Saved entries
====================

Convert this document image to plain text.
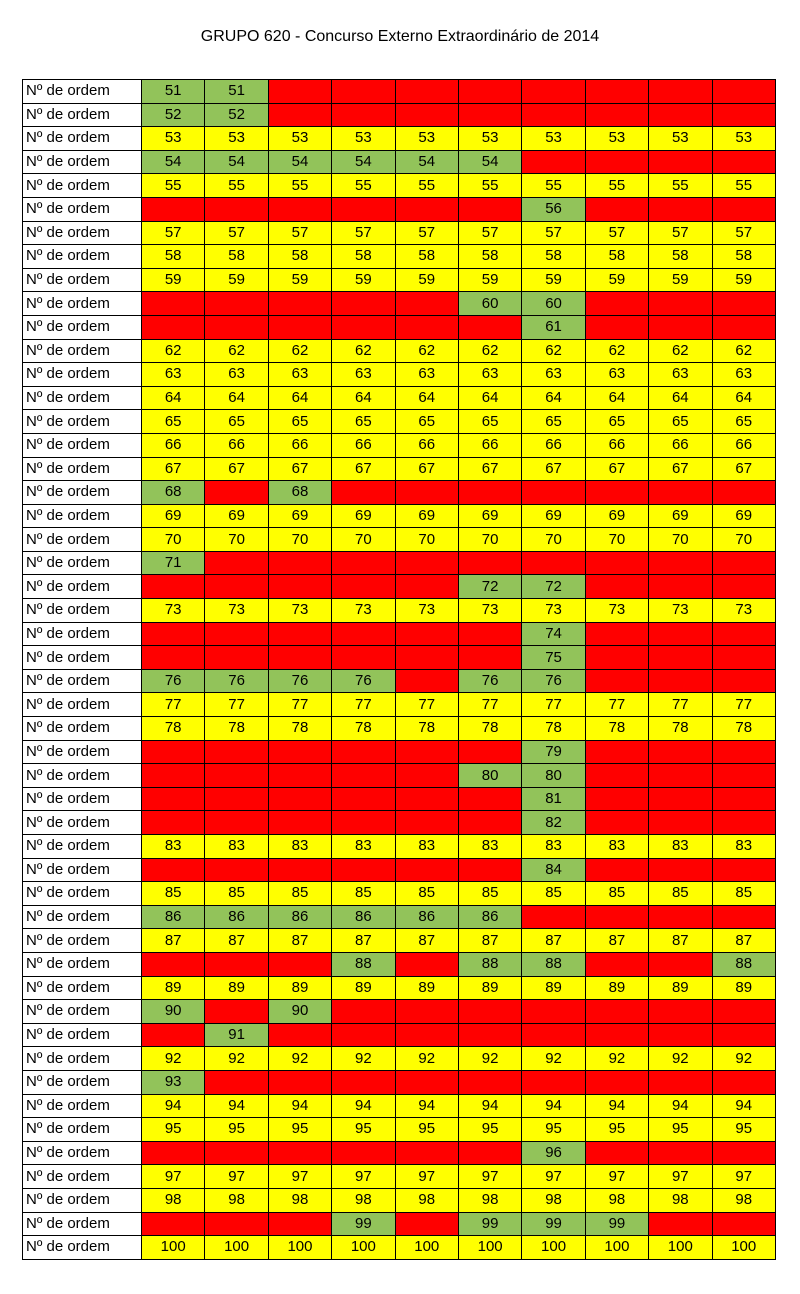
GRUPO 620 - Concurso Externo Extraordinário de 2014
Nº de ordem	51	51								
Nº de ordem	52	52								
Nº de ordem	53	53	53	53	53	53	53	53	53	53
Nº de ordem	54	54	54	54	54	54				
Nº de ordem	55	55	55	55	55	55	55	55	55	55
Nº de ordem							56			
Nº de ordem	57	57	57	57	57	57	57	57	57	57
Nº de ordem	58	58	58	58	58	58	58	58	58	58
Nº de ordem	59	59	59	59	59	59	59	59	59	59
Nº de ordem						60	60			
Nº de ordem							61			
Nº de ordem	62	62	62	62	62	62	62	62	62	62
Nº de ordem	63	63	63	63	63	63	63	63	63	63
Nº de ordem	64	64	64	64	64	64	64	64	64	64
Nº de ordem	65	65	65	65	65	65	65	65	65	65
Nº de ordem	66	66	66	66	66	66	66	66	66	66
Nº de ordem	67	67	67	67	67	67	67	67	67	67
Nº de ordem	68		68							
Nº de ordem	69	69	69	69	69	69	69	69	69	69
Nº de ordem	70	70	70	70	70	70	70	70	70	70
Nº de ordem	71									
Nº de ordem						72	72			
Nº de ordem	73	73	73	73	73	73	73	73	73	73
Nº de ordem							74			
Nº de ordem							75			
Nº de ordem	76	76	76	76		76	76			
Nº de ordem	77	77	77	77	77	77	77	77	77	77
Nº de ordem	78	78	78	78	78	78	78	78	78	78
Nº de ordem							79			
Nº de ordem						80	80			
Nº de ordem							81			
Nº de ordem							82			
Nº de ordem	83	83	83	83	83	83	83	83	83	83
Nº de ordem							84			
Nº de ordem	85	85	85	85	85	85	85	85	85	85
Nº de ordem	86	86	86	86	86	86				
Nº de ordem	87	87	87	87	87	87	87	87	87	87
Nº de ordem				88		88	88			88
Nº de ordem	89	89	89	89	89	89	89	89	89	89
Nº de ordem	90		90							
Nº de ordem		91								
Nº de ordem	92	92	92	92	92	92	92	92	92	92
Nº de ordem	93									
Nº de ordem	94	94	94	94	94	94	94	94	94	94
Nº de ordem	95	95	95	95	95	95	95	95	95	95
Nº de ordem							96			
Nº de ordem	97	97	97	97	97	97	97	97	97	97
Nº de ordem	98	98	98	98	98	98	98	98	98	98
Nº de ordem				99		99	99	99		
Nº de ordem	100	100	100	100	100	100	100	100	100	100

====================

Problem to work on
Copy every entry word for word, but omit the pictures.

Written solution
Convert this document image to plain text.
GRUPO 620 - Concurso Externo Extraordinário de 2014
Nº de ordem	51	51								
Nº de ordem	52	52								
Nº de ordem	53	53	53	53	53	53	53	53	53	53
Nº de ordem	54	54	54	54	54	54				
Nº de ordem	55	55	55	55	55	55	55	55	55	55
Nº de ordem							56			
Nº de ordem	57	57	57	57	57	57	57	57	57	57
Nº de ordem	58	58	58	58	58	58	58	58	58	58
Nº de ordem	59	59	59	59	59	59	59	59	59	59
Nº de ordem						60	60			
Nº de ordem							61			
Nº de ordem	62	62	62	62	62	62	62	62	62	62
Nº de ordem	63	63	63	63	63	63	63	63	63	63
Nº de ordem	64	64	64	64	64	64	64	64	64	64
Nº de ordem	65	65	65	65	65	65	65	65	65	65
Nº de ordem	66	66	66	66	66	66	66	66	66	66
Nº de ordem	67	67	67	67	67	67	67	67	67	67
Nº de ordem	68		68							
Nº de ordem	69	69	69	69	69	69	69	69	69	69
Nº de ordem	70	70	70	70	70	70	70	70	70	70
Nº de ordem	71									
Nº de ordem						72	72			
Nº de ordem	73	73	73	73	73	73	73	73	73	73
Nº de ordem							74			
Nº de ordem							75			
Nº de ordem	76	76	76	76		76	76			
Nº de ordem	77	77	77	77	77	77	77	77	77	77
Nº de ordem	78	78	78	78	78	78	78	78	78	78
Nº de ordem							79			
Nº de ordem						80	80			
Nº de ordem							81			
Nº de ordem							82			
Nº de ordem	83	83	83	83	83	83	83	83	83	83
Nº de ordem							84			
Nº de ordem	85	85	85	85	85	85	85	85	85	85
Nº de ordem	86	86	86	86	86	86				
Nº de ordem	87	87	87	87	87	87	87	87	87	87
Nº de ordem				88		88	88			88
Nº de ordem	89	89	89	89	89	89	89	89	89	89
Nº de ordem	90		90							
Nº de ordem		91								
Nº de ordem	92	92	92	92	92	92	92	92	92	92
Nº de ordem	93									
Nº de ordem	94	94	94	94	94	94	94	94	94	94
Nº de ordem	95	95	95	95	95	95	95	95	95	95
Nº de ordem							96			
Nº de ordem	97	97	97	97	97	97	97	97	97	97
Nº de ordem	98	98	98	98	98	98	98	98	98	98
Nº de ordem				99		99	99	99		
Nº de ordem	100	100	100	100	100	100	100	100	100	100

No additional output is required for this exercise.